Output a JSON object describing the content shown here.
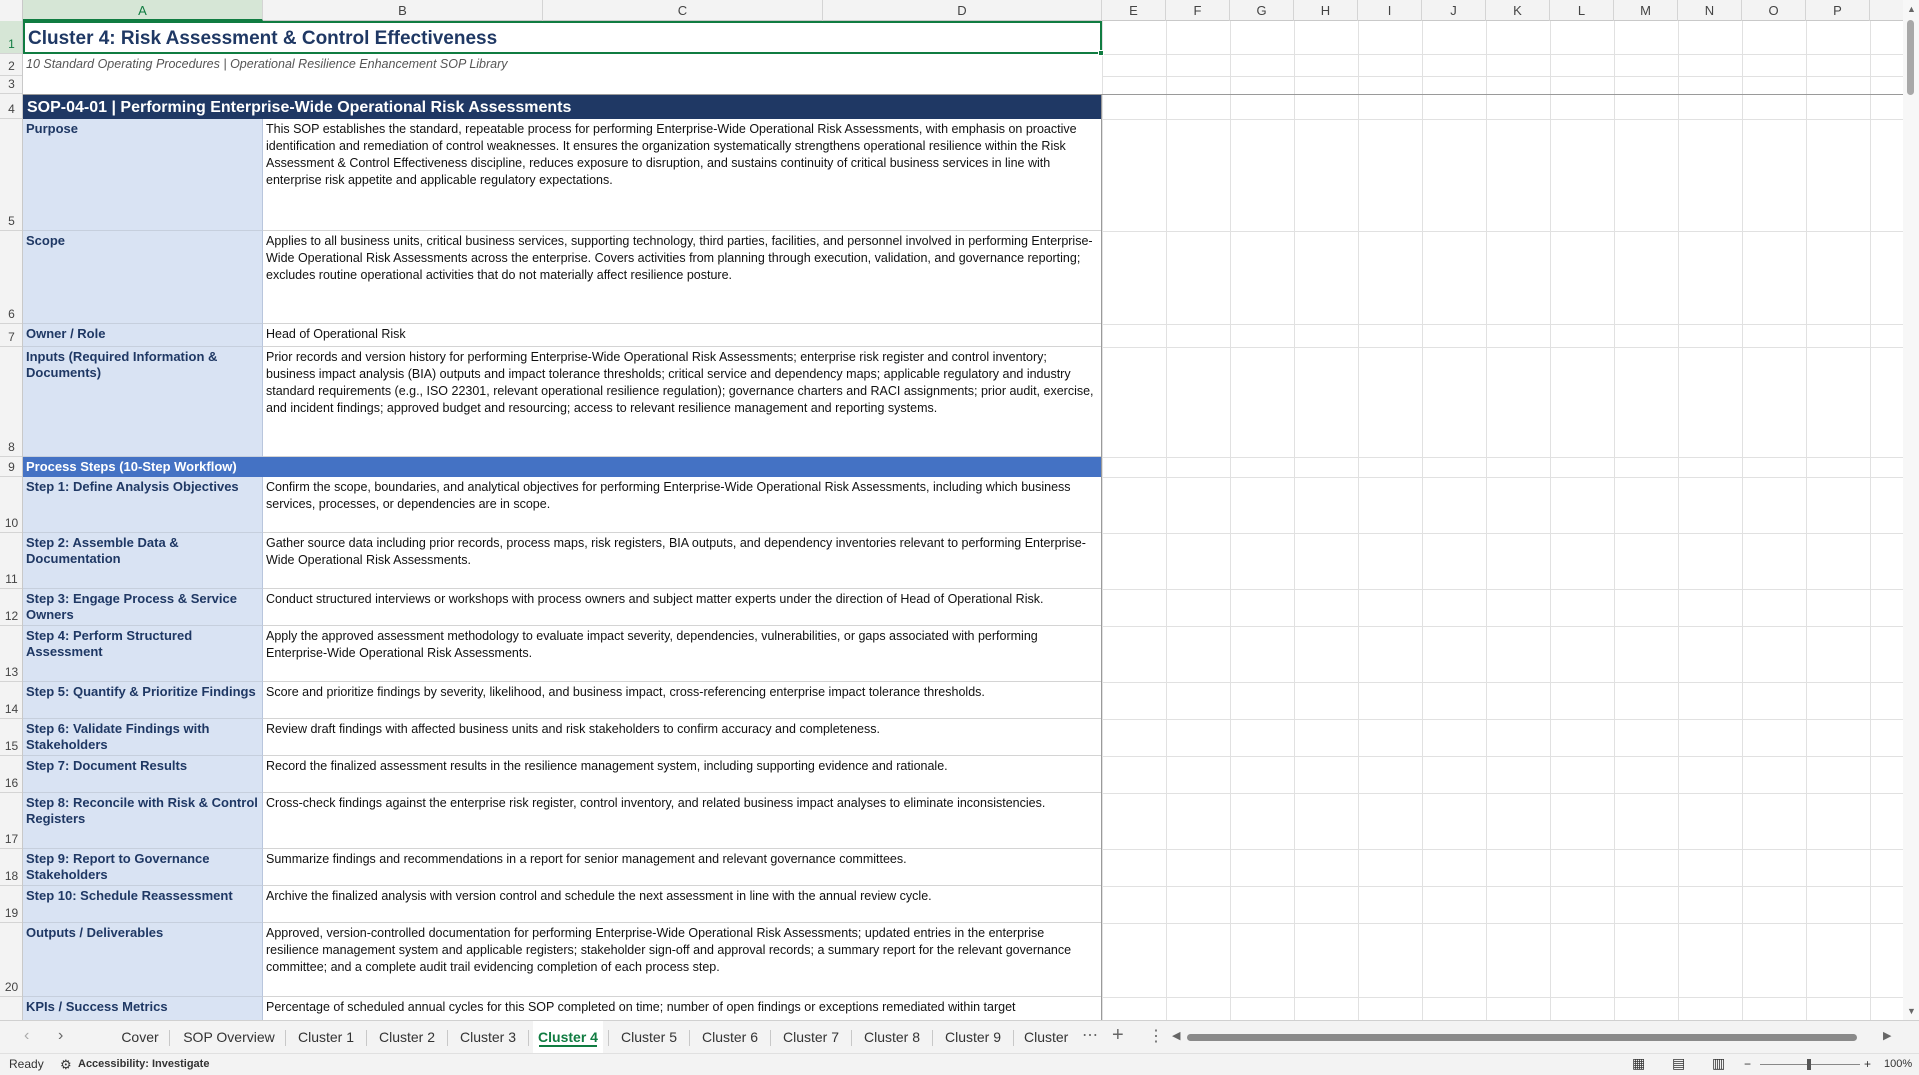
{
  "columns": [
    "A",
    "B",
    "C",
    "D",
    "E",
    "F",
    "G",
    "H",
    "I",
    "J",
    "K",
    "L",
    "M",
    "N",
    "O",
    "P"
  ],
  "rows": [
    "1",
    "2",
    "3",
    "4",
    "5",
    "6",
    "7",
    "8",
    "9",
    "10",
    "11",
    "12",
    "13",
    "14",
    "15",
    "16",
    "17",
    "18",
    "19",
    "20"
  ],
  "sheet": {
    "title": "Cluster 4: Risk Assessment & Control Effectiveness",
    "subtitle": "10 Standard Operating Procedures | Operational Resilience Enhancement SOP Library",
    "sop_heading": "SOP-04-01  |  Performing Enterprise-Wide Operational Risk Assessments",
    "process_heading": "Process Steps (10-Step Workflow)",
    "fields": [
      {
        "label": "Purpose",
        "value": "This SOP establishes the standard, repeatable process for performing Enterprise-Wide Operational Risk Assessments, with emphasis on proactive identification and remediation of control weaknesses. It ensures the organization systematically strengthens operational resilience within the Risk Assessment & Control Effectiveness discipline, reduces exposure to disruption, and sustains continuity of critical business services in line with enterprise risk appetite and applicable regulatory expectations."
      },
      {
        "label": "Scope",
        "value": "Applies to all business units, critical business services, supporting technology, third parties, facilities, and personnel involved in performing Enterprise-Wide Operational Risk Assessments across the enterprise. Covers activities from planning through execution, validation, and governance reporting; excludes routine operational activities that do not materially affect resilience posture."
      },
      {
        "label": "Owner / Role",
        "value": "Head of Operational Risk"
      },
      {
        "label": "Inputs (Required Information & Documents)",
        "value": "Prior records and version history for performing Enterprise-Wide Operational Risk Assessments; enterprise risk register and control inventory; business impact analysis (BIA) outputs and impact tolerance thresholds; critical service and dependency maps; applicable regulatory and industry standard requirements (e.g., ISO 22301, relevant operational resilience regulation); governance charters and RACI assignments; prior audit, exercise, and incident findings; approved budget and resourcing; access to relevant resilience management and reporting systems."
      }
    ],
    "steps": [
      {
        "label": "Step 1: Define Analysis Objectives",
        "value": "Confirm the scope, boundaries, and analytical objectives for performing Enterprise-Wide Operational Risk Assessments, including which business services, processes, or dependencies are in scope."
      },
      {
        "label": "Step 2: Assemble Data & Documentation",
        "value": "Gather source data including prior records, process maps, risk registers, BIA outputs, and dependency inventories relevant to performing Enterprise-Wide Operational Risk Assessments."
      },
      {
        "label": "Step 3: Engage Process & Service Owners",
        "value": "Conduct structured interviews or workshops with process owners and subject matter experts under the direction of Head of Operational Risk."
      },
      {
        "label": "Step 4: Perform Structured Assessment",
        "value": "Apply the approved assessment methodology to evaluate impact severity, dependencies, vulnerabilities, or gaps associated with performing Enterprise-Wide Operational Risk Assessments."
      },
      {
        "label": "Step 5: Quantify & Prioritize Findings",
        "value": "Score and prioritize findings by severity, likelihood, and business impact, cross-referencing enterprise impact tolerance thresholds."
      },
      {
        "label": "Step 6: Validate Findings with Stakeholders",
        "value": "Review draft findings with affected business units and risk stakeholders to confirm accuracy and completeness."
      },
      {
        "label": "Step 7: Document Results",
        "value": "Record the finalized assessment results in the resilience management system, including supporting evidence and rationale."
      },
      {
        "label": "Step 8: Reconcile with Risk & Control Registers",
        "value": "Cross-check findings against the enterprise risk register, control inventory, and related business impact analyses to eliminate inconsistencies."
      },
      {
        "label": "Step 9: Report to Governance Stakeholders",
        "value": "Summarize findings and recommendations in a report for senior management and relevant governance committees."
      },
      {
        "label": "Step 10: Schedule Reassessment",
        "value": "Archive the finalized analysis with version control and schedule the next assessment in line with the annual review cycle."
      }
    ],
    "outputs": {
      "label": "Outputs / Deliverables",
      "value": "Approved, version-controlled documentation for performing Enterprise-Wide Operational Risk Assessments; updated entries in the enterprise resilience management system and applicable registers; stakeholder sign-off and approval records; a summary report for the relevant governance committee; and a complete audit trail evidencing completion of each process step."
    },
    "kpis": {
      "label": "KPIs / Success Metrics",
      "value": "Percentage of scheduled annual cycles for this SOP completed on time; number of open findings or exceptions remediated within target"
    }
  },
  "tabs": [
    "Cover",
    "SOP Overview",
    "Cluster 1",
    "Cluster 2",
    "Cluster 3",
    "Cluster 4",
    "Cluster 5",
    "Cluster 6",
    "Cluster 7",
    "Cluster 8",
    "Cluster 9",
    "Cluster"
  ],
  "active_tab": "Cluster 4",
  "status": {
    "ready": "Ready",
    "accessibility": "Accessibility: Investigate",
    "zoom": "100%"
  },
  "colors": {
    "accent": "#107c41",
    "navy": "#1f3864",
    "blue": "#4472c4",
    "label_bg": "#d9e3f3"
  }
}
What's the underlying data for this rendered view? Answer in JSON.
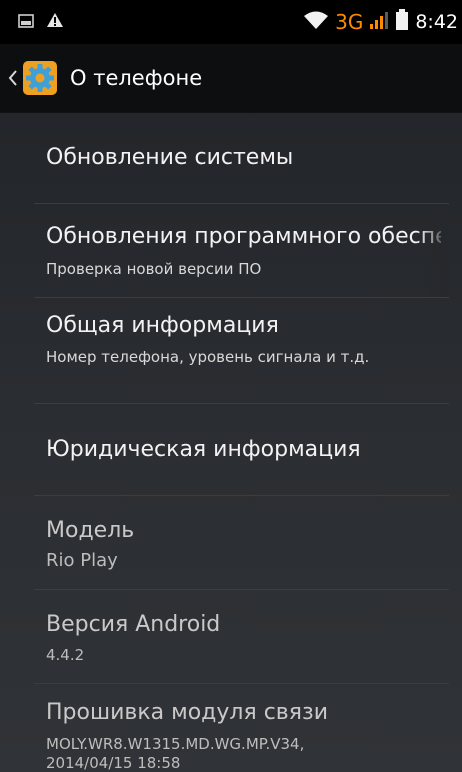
{
  "status_bar": {
    "network_type": "3G",
    "time": "8:42",
    "icons": [
      "screenshot-icon",
      "warning-icon",
      "wifi-icon",
      "signal-icon",
      "battery-icon"
    ],
    "network_color": "#ff8a00"
  },
  "action_bar": {
    "title": "О телефоне",
    "icons": [
      "back-chevron-icon",
      "settings-gear-icon"
    ],
    "icon_color": "#f0a020"
  },
  "items": [
    {
      "title": "Обновление системы",
      "summary": ""
    },
    {
      "title": "Обновления программного обеспечения",
      "summary": "Проверка новой версии ПО"
    },
    {
      "title": "Общая информация",
      "summary": "Номер телефона, уровень сигнала и т.д."
    },
    {
      "title": "Юридическая информация",
      "summary": ""
    },
    {
      "title": "Модель",
      "summary": "Rio Play"
    },
    {
      "title": "Версия Android",
      "summary": "4.4.2"
    },
    {
      "title": "Прошивка модуля связи",
      "summary": "MOLY.WR8.W1315.MD.WG.MP.V34, 2014/04/15 18:58"
    }
  ]
}
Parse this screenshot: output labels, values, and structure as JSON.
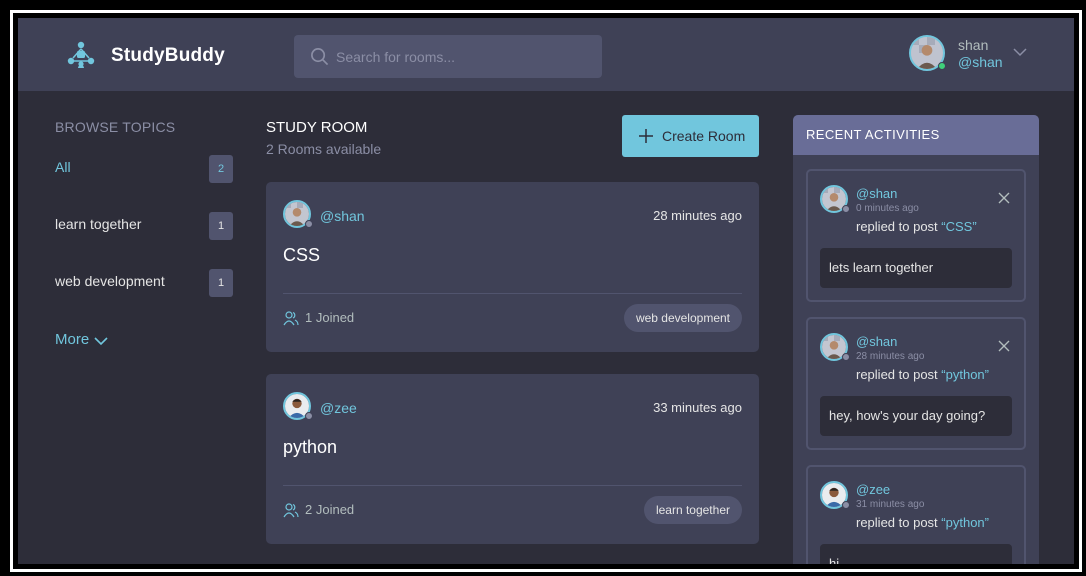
{
  "app": {
    "brand": "StudyBuddy",
    "accent": "#71c6dd",
    "logo_icon": "people-network-icon"
  },
  "search": {
    "placeholder": "Search for rooms...",
    "value": ""
  },
  "user": {
    "name": "shan",
    "handle": "@shan",
    "status": "online"
  },
  "sidebar": {
    "title": "Browse Topics",
    "topics": [
      {
        "label": "All",
        "count": "2",
        "active": true
      },
      {
        "label": "learn together",
        "count": "1",
        "active": false
      },
      {
        "label": "web development",
        "count": "1",
        "active": false
      }
    ],
    "more_label": "More"
  },
  "main": {
    "title": "STUDY ROOM",
    "subtitle": "2 Rooms available",
    "create_label": "Create Room",
    "rooms": [
      {
        "host": "@shan",
        "time": "28 minutes ago",
        "name": "CSS",
        "joined": "1 Joined",
        "topic": "web development"
      },
      {
        "host": "@zee",
        "time": "33 minutes ago",
        "name": "python",
        "joined": "2 Joined",
        "topic": "learn together"
      }
    ]
  },
  "activities": {
    "title": "RECENT ACTIVITIES",
    "items": [
      {
        "user": "@shan",
        "time": "0 minutes ago",
        "action": "replied to post",
        "post": "“CSS”",
        "message": "lets learn together",
        "closable": true
      },
      {
        "user": "@shan",
        "time": "28 minutes ago",
        "action": "replied to post",
        "post": "“python”",
        "message": "hey, how's your day going?",
        "closable": true
      },
      {
        "user": "@zee",
        "time": "31 minutes ago",
        "action": "replied to post",
        "post": "“python”",
        "message": "hi",
        "closable": false
      }
    ]
  }
}
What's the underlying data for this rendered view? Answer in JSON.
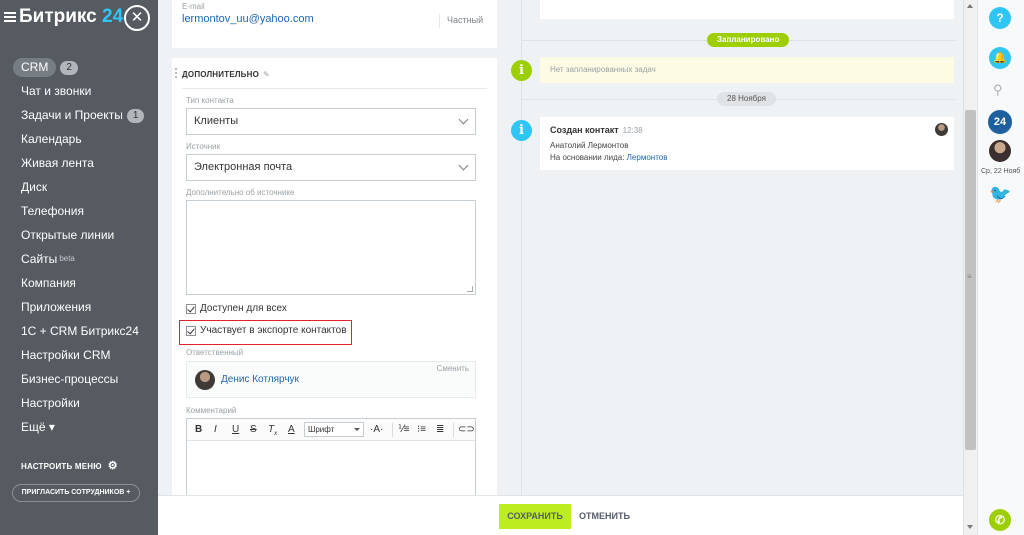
{
  "sidebar": {
    "logo_text": "Битрикс",
    "logo_num": "24",
    "close_symbol": "✕",
    "menu": [
      {
        "label": "CRM",
        "counter": "2"
      },
      {
        "label": "Чат и звонки"
      },
      {
        "label": "Задачи и Проекты",
        "counter": "1"
      },
      {
        "label": "Календарь"
      },
      {
        "label": "Живая лента"
      },
      {
        "label": "Диск"
      },
      {
        "label": "Телефония"
      },
      {
        "label": "Открытые линии"
      },
      {
        "label": "Сайты",
        "badge": "beta"
      },
      {
        "label": "Компания"
      },
      {
        "label": "Приложения"
      },
      {
        "label": "1С + CRM Битрикс24"
      },
      {
        "label": "Настройки CRM"
      },
      {
        "label": "Бизнес-процессы"
      },
      {
        "label": "Настройки"
      },
      {
        "label": "Ещё ▾"
      }
    ],
    "setup_menu": "НАСТРОИТЬ МЕНЮ",
    "invite": "ПРИГЛАСИТЬ СОТРУДНИКОВ  +"
  },
  "email_card": {
    "label": "E-mail",
    "value": "lermontov_uu@yahoo.com",
    "type": "Частный"
  },
  "extra_section": {
    "title": "ДОПОЛНИТЕЛЬНО",
    "contact_type_label": "Тип контакта",
    "contact_type_value": "Клиенты",
    "source_label": "Источник",
    "source_value": "Электронная почта",
    "source_extra_label": "Дополнительно об источнике",
    "checkbox_available": "Доступен для всех",
    "checkbox_export": "Участвует в экспорте контактов",
    "responsible_label": "Ответственный",
    "responsible_name": "Денис Котлярчук",
    "responsible_change": "Сменить",
    "comment_label": "Комментарий",
    "editor_font": "Шрифт"
  },
  "timeline": {
    "planned_badge": "Запланировано",
    "no_tasks": "Нет запланированных задач",
    "date_badge": "28 Ноября",
    "created_title": "Создан контакт",
    "created_time": "12:38",
    "created_name": "Анатолий Лермонтов",
    "created_basis_prefix": "На основании лида:",
    "created_basis_link": "Лермонтов"
  },
  "rightbar": {
    "help": "?",
    "b24": "24",
    "date_label": "Ср, 22 Нояб"
  },
  "bottom": {
    "save": "СОХРАНИТЬ",
    "cancel": "ОТМЕНИТЬ"
  },
  "colors": {
    "sidebar_bg": "#555b60",
    "accent_blue": "#2fc6f6",
    "accent_green": "#9dcf00",
    "save_green": "#bbed21",
    "highlight_red": "#e0242b",
    "link_blue": "#2067b0"
  },
  "icons": {
    "menu": "hamburger-icon",
    "close": "close-icon",
    "settings": "gear-icon",
    "edit": "pencil-icon",
    "dropdown": "chevron-down-icon",
    "info": "info-icon",
    "help": "question-icon",
    "notifications": "bell-icon",
    "search": "search-icon",
    "bitrix24": "bitrix24-icon",
    "chat": "bird-icon",
    "phone": "phone-icon"
  }
}
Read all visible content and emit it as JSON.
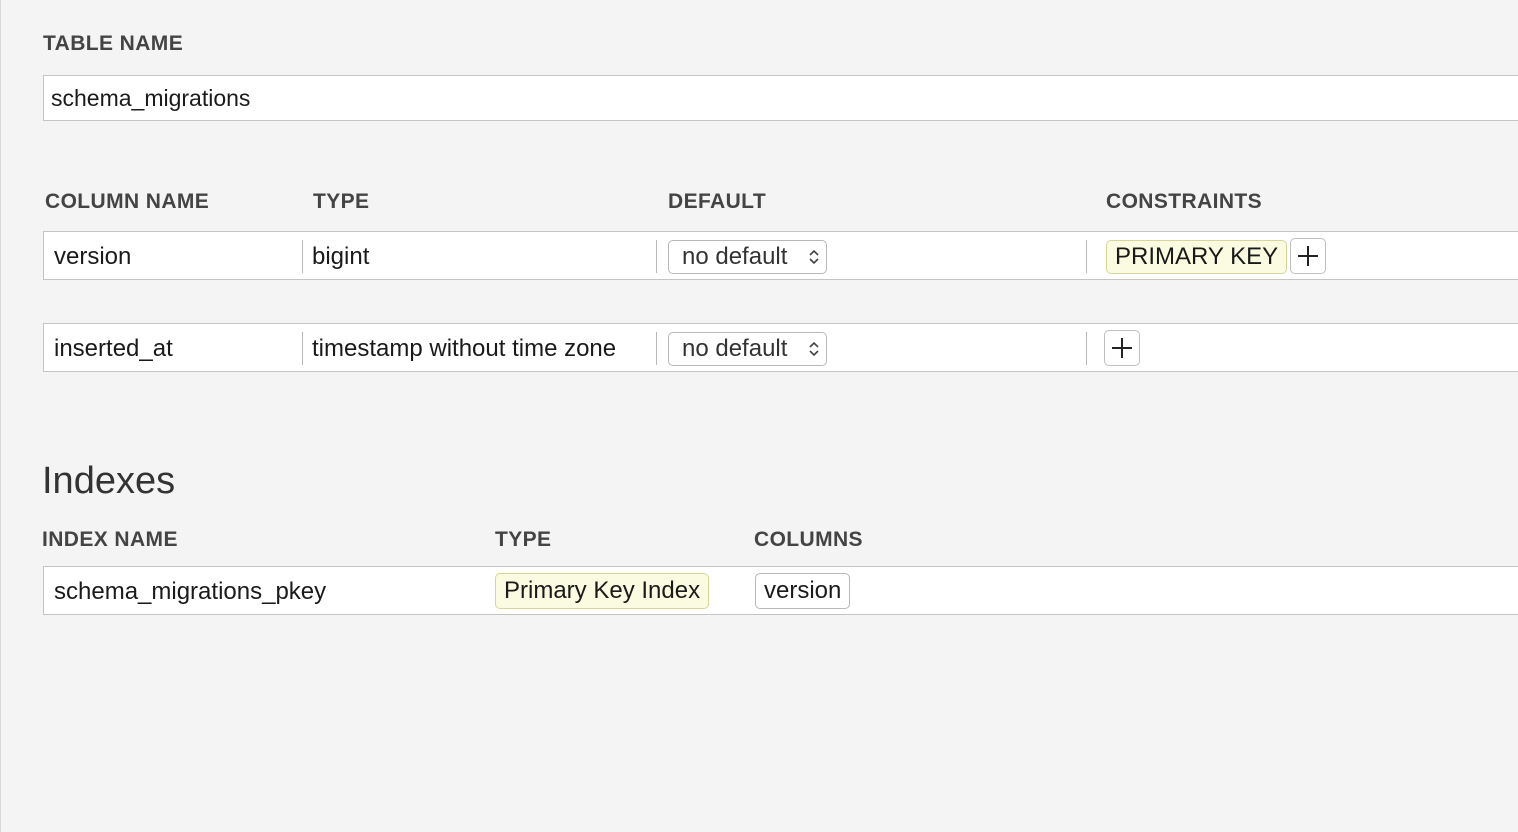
{
  "table": {
    "label": "TABLE NAME",
    "name": "schema_migrations"
  },
  "columns": {
    "headers": {
      "name": "COLUMN NAME",
      "type": "TYPE",
      "default": "DEFAULT",
      "constraints": "CONSTRAINTS"
    },
    "rows": [
      {
        "name": "version",
        "type": "bigint",
        "default": "no default",
        "constraints": [
          "PRIMARY KEY"
        ]
      },
      {
        "name": "inserted_at",
        "type": "timestamp without time zone",
        "default": "no default",
        "constraints": []
      }
    ]
  },
  "indexes": {
    "heading": "Indexes",
    "headers": {
      "name": "INDEX NAME",
      "type": "TYPE",
      "columns": "COLUMNS"
    },
    "rows": [
      {
        "name": "schema_migrations_pkey",
        "type": "Primary Key Index",
        "columns": [
          "version"
        ]
      }
    ]
  },
  "icons": {
    "add": "plus-icon",
    "select": "up-down-chevron-icon"
  },
  "colors": {
    "background": "#f4f4f4",
    "field": "#ffffff",
    "border": "#c4c4c4",
    "tag_background": "#fbfbe1",
    "tag_border": "#d6d69a",
    "label": "#444444"
  }
}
○ ○ ○
### Brief
Set down nothing but the lines from the one containing "Read all visible content and emit it as JSON." to the final line above, both included, with every picture left out.

### Correct response
Read all visible content and emit it as JSON.
{
  "table": {
    "label": "TABLE NAME",
    "name": "schema_migrations"
  },
  "columns": {
    "headers": {
      "name": "COLUMN NAME",
      "type": "TYPE",
      "default": "DEFAULT",
      "constraints": "CONSTRAINTS"
    },
    "rows": [
      {
        "name": "version",
        "type": "bigint",
        "default": "no default",
        "constraints": [
          "PRIMARY KEY"
        ]
      },
      {
        "name": "inserted_at",
        "type": "timestamp without time zone",
        "default": "no default",
        "constraints": []
      }
    ]
  },
  "indexes": {
    "heading": "Indexes",
    "headers": {
      "name": "INDEX NAME",
      "type": "TYPE",
      "columns": "COLUMNS"
    },
    "rows": [
      {
        "name": "schema_migrations_pkey",
        "type": "Primary Key Index",
        "columns": [
          "version"
        ]
      }
    ]
  },
  "icons": {
    "add": "plus-icon",
    "select": "up-down-chevron-icon"
  },
  "colors": {
    "background": "#f4f4f4",
    "field": "#ffffff",
    "border": "#c4c4c4",
    "tag_background": "#fbfbe1",
    "tag_border": "#d6d69a",
    "label": "#444444"
  }
}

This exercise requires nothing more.